_TASK GOAL_
Output every record word for word.
[start MATERIAL]
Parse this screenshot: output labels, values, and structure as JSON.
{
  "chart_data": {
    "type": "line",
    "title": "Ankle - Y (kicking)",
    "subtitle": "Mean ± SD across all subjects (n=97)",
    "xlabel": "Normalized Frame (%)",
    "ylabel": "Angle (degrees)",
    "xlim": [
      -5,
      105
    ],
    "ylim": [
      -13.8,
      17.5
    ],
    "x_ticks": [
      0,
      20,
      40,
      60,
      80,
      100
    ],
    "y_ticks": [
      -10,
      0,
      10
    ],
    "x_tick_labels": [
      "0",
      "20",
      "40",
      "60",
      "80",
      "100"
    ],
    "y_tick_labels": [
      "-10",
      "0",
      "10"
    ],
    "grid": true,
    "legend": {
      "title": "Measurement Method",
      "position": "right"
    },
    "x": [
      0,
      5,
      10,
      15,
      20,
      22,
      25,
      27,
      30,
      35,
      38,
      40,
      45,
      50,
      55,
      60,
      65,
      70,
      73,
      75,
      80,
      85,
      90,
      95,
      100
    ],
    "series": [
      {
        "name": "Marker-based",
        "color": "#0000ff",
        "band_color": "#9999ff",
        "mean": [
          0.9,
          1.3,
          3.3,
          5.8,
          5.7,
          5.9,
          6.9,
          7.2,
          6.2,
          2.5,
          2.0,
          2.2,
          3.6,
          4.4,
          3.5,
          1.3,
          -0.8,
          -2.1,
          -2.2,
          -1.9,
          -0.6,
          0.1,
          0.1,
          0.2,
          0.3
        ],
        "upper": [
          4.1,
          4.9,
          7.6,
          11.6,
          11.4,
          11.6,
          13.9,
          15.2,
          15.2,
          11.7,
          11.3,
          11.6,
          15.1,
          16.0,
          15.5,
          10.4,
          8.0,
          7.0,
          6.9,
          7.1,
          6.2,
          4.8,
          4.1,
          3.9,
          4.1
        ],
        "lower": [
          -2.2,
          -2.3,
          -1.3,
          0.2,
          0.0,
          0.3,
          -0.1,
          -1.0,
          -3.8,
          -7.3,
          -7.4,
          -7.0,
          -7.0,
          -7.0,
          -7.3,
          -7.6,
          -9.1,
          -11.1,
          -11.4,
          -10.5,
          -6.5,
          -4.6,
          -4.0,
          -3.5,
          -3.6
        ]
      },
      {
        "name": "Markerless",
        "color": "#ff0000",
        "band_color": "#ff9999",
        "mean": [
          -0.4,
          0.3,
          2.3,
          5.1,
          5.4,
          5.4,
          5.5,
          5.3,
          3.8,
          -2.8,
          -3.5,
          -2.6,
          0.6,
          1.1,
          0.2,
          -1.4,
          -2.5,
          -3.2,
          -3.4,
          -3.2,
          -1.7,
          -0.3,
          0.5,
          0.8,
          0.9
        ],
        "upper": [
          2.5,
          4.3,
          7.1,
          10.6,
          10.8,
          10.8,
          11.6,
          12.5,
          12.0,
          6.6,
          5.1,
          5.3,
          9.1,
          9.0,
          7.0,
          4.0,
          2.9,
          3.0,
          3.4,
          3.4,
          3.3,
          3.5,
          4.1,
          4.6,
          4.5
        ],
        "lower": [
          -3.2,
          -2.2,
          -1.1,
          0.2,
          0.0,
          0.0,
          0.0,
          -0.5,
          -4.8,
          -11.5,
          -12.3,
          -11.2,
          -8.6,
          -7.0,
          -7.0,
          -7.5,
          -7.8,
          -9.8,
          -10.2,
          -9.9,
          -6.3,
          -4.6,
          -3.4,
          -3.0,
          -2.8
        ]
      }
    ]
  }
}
[end MATERIAL]
_FINISHED ANSWER_
Parse this screenshot: output labels, values, and structure as JSON.
{
  "chart_data": {
    "type": "line",
    "title": "Ankle - Y (kicking)",
    "subtitle": "Mean ± SD across all subjects (n=97)",
    "xlabel": "Normalized Frame (%)",
    "ylabel": "Angle (degrees)",
    "xlim": [
      -5,
      105
    ],
    "ylim": [
      -13.8,
      17.5
    ],
    "x_ticks": [
      0,
      20,
      40,
      60,
      80,
      100
    ],
    "y_ticks": [
      -10,
      0,
      10
    ],
    "x_tick_labels": [
      "0",
      "20",
      "40",
      "60",
      "80",
      "100"
    ],
    "y_tick_labels": [
      "-10",
      "0",
      "10"
    ],
    "grid": true,
    "legend": {
      "title": "Measurement Method",
      "position": "right"
    },
    "x": [
      0,
      5,
      10,
      15,
      20,
      22,
      25,
      27,
      30,
      35,
      38,
      40,
      45,
      50,
      55,
      60,
      65,
      70,
      73,
      75,
      80,
      85,
      90,
      95,
      100
    ],
    "series": [
      {
        "name": "Marker-based",
        "color": "#0000ff",
        "band_color": "#9999ff",
        "mean": [
          0.9,
          1.3,
          3.3,
          5.8,
          5.7,
          5.9,
          6.9,
          7.2,
          6.2,
          2.5,
          2.0,
          2.2,
          3.6,
          4.4,
          3.5,
          1.3,
          -0.8,
          -2.1,
          -2.2,
          -1.9,
          -0.6,
          0.1,
          0.1,
          0.2,
          0.3
        ],
        "upper": [
          4.1,
          4.9,
          7.6,
          11.6,
          11.4,
          11.6,
          13.9,
          15.2,
          15.2,
          11.7,
          11.3,
          11.6,
          15.1,
          16.0,
          15.5,
          10.4,
          8.0,
          7.0,
          6.9,
          7.1,
          6.2,
          4.8,
          4.1,
          3.9,
          4.1
        ],
        "lower": [
          -2.2,
          -2.3,
          -1.3,
          0.2,
          0.0,
          0.3,
          -0.1,
          -1.0,
          -3.8,
          -7.3,
          -7.4,
          -7.0,
          -7.0,
          -7.0,
          -7.3,
          -7.6,
          -9.1,
          -11.1,
          -11.4,
          -10.5,
          -6.5,
          -4.6,
          -4.0,
          -3.5,
          -3.6
        ]
      },
      {
        "name": "Markerless",
        "color": "#ff0000",
        "band_color": "#ff9999",
        "mean": [
          -0.4,
          0.3,
          2.3,
          5.1,
          5.4,
          5.4,
          5.5,
          5.3,
          3.8,
          -2.8,
          -3.5,
          -2.6,
          0.6,
          1.1,
          0.2,
          -1.4,
          -2.5,
          -3.2,
          -3.4,
          -3.2,
          -1.7,
          -0.3,
          0.5,
          0.8,
          0.9
        ],
        "upper": [
          2.5,
          4.3,
          7.1,
          10.6,
          10.8,
          10.8,
          11.6,
          12.5,
          12.0,
          6.6,
          5.1,
          5.3,
          9.1,
          9.0,
          7.0,
          4.0,
          2.9,
          3.0,
          3.4,
          3.4,
          3.3,
          3.5,
          4.1,
          4.6,
          4.5
        ],
        "lower": [
          -3.2,
          -2.2,
          -1.1,
          0.2,
          0.0,
          0.0,
          0.0,
          -0.5,
          -4.8,
          -11.5,
          -12.3,
          -11.2,
          -8.6,
          -7.0,
          -7.0,
          -7.5,
          -7.8,
          -9.8,
          -10.2,
          -9.9,
          -6.3,
          -4.6,
          -3.4,
          -3.0,
          -2.8
        ]
      }
    ]
  }
}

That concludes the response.